■ **Written problem**: Select every line of the material below that contains the string "primary", and copy each such line. Matching is case-sensitive.

** begin **

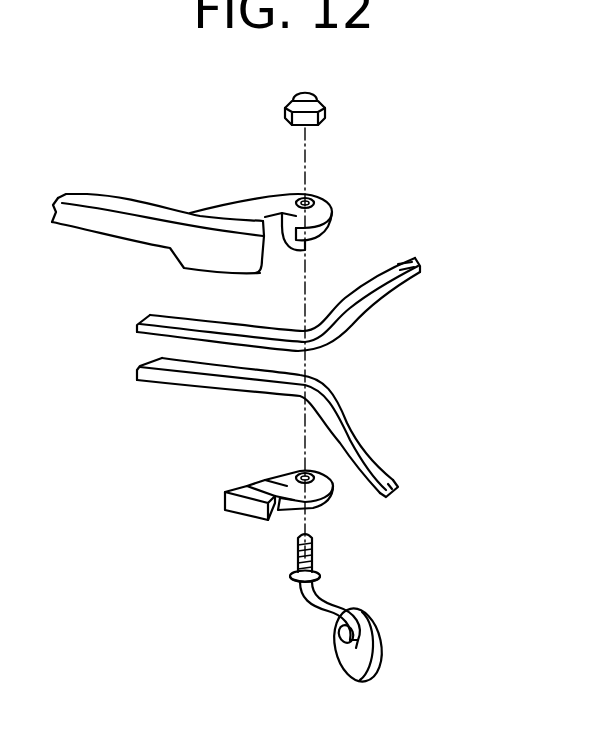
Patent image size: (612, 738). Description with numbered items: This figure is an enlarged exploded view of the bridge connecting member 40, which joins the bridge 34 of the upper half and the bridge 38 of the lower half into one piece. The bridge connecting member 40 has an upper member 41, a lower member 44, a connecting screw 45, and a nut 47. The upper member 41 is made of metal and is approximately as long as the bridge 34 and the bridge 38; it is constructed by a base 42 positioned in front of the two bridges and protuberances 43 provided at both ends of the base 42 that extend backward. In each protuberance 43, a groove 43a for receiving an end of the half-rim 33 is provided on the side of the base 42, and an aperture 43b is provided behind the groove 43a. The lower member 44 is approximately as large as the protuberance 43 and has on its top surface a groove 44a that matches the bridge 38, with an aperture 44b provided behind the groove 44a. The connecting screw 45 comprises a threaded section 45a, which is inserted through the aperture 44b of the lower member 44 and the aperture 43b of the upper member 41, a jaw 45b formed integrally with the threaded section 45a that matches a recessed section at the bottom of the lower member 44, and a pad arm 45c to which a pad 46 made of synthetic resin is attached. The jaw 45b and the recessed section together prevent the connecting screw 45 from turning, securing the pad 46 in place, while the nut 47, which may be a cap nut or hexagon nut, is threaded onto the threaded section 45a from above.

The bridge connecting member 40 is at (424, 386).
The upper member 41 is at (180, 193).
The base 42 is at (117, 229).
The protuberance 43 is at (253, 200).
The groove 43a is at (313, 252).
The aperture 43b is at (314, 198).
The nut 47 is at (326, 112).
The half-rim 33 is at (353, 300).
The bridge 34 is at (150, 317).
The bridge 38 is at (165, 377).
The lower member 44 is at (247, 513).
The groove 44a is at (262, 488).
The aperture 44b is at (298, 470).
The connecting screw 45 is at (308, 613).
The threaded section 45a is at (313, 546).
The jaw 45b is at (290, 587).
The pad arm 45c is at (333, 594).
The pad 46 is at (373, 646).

** end **
** begin **

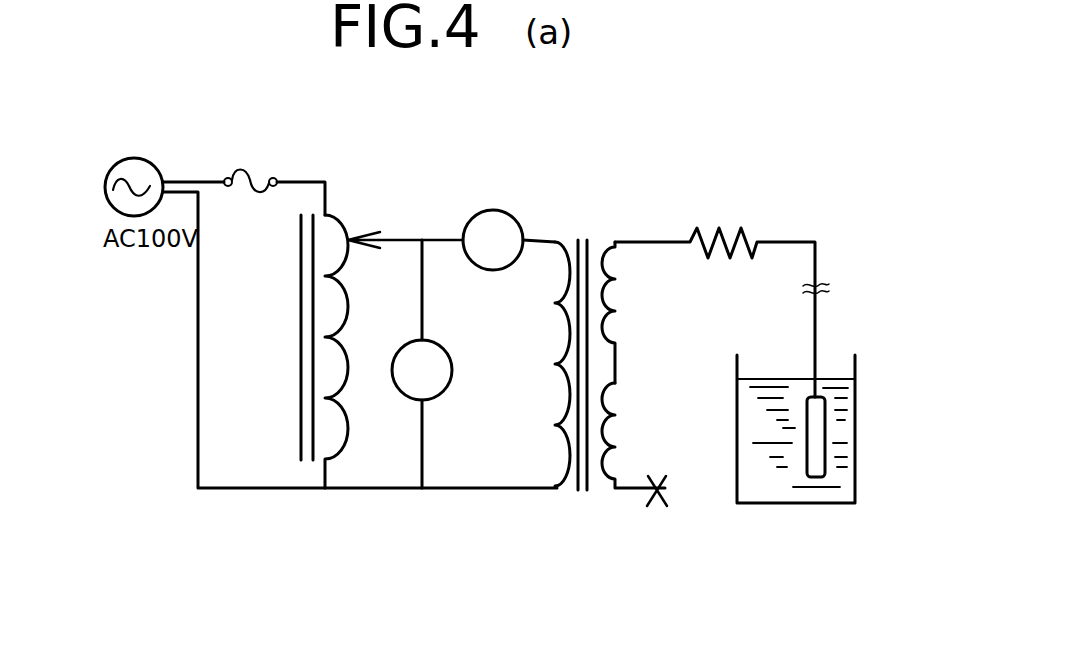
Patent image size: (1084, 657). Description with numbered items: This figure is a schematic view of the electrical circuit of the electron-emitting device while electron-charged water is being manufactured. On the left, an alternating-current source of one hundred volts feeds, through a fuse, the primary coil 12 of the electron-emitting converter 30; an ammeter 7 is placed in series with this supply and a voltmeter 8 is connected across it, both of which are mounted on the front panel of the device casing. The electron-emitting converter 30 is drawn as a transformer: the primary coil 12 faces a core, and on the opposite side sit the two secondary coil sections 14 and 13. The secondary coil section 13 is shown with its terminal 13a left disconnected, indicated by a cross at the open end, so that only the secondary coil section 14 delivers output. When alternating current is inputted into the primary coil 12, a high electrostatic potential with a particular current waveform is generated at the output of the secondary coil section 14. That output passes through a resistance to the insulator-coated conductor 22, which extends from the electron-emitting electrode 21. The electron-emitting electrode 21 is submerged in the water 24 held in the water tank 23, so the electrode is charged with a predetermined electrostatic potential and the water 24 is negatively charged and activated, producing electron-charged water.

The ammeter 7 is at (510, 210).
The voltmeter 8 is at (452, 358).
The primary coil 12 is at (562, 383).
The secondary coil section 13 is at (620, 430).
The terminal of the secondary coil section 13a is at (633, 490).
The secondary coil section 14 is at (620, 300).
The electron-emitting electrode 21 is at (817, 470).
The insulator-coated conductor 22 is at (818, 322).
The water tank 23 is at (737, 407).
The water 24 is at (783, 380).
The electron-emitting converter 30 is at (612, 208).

** end **
** begin **

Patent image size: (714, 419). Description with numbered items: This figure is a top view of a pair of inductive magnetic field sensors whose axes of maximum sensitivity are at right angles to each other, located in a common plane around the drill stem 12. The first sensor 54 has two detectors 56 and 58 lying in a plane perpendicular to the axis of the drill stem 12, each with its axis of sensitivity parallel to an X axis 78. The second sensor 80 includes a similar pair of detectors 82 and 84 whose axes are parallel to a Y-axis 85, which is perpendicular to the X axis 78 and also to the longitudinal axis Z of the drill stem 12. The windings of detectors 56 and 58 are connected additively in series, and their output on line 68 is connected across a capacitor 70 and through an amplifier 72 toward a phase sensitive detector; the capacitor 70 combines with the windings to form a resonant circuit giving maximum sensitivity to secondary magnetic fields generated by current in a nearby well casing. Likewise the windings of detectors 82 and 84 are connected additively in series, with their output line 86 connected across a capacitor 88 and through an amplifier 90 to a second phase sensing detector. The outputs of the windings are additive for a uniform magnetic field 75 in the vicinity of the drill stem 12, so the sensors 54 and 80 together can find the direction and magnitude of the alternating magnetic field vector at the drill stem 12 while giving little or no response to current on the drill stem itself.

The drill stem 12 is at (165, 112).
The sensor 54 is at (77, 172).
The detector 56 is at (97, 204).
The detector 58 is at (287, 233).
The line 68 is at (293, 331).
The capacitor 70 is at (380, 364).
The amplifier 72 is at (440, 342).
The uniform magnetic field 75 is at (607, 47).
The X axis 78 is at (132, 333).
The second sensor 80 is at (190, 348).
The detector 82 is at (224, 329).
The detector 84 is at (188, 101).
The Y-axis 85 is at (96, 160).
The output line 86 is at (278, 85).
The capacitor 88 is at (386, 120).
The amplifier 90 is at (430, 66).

** end **

■ **Reply to the task**:
Patent image size: (1084, 657). Description with numbered items: This figure is a schematic view of the electrical circuit of the electron-emitting device while electron-charged water is being manufactured. On the left, an alternating-current source of one hundred volts feeds, through a fuse, the primary coil 12 of the electron-emitting converter 30; an ammeter 7 is placed in series with this supply and a voltmeter 8 is connected across it, both of which are mounted on the front panel of the device casing. The electron-emitting converter 30 is drawn as a transformer: the primary coil 12 faces a core, and on the opposite side sit the two secondary coil sections 14 and 13. The secondary coil section 13 is shown with its terminal 13a left disconnected, indicated by a cross at the open end, so that only the secondary coil section 14 delivers output. When alternating current is inputted into the primary coil 12, a high electrostatic potential with a particular current waveform is generated at the output of the secondary coil section 14. That output passes through a resistance to the insulator-coated conductor 22, which extends from the electron-emitting electrode 21. The electron-emitting electrode 21 is submerged in the water 24 held in the water tank 23, so the electrode is charged with a predetermined electrostatic potential and the water 24 is negatively charged and activated, producing electron-charged water.
The primary coil 12 is at (562, 383).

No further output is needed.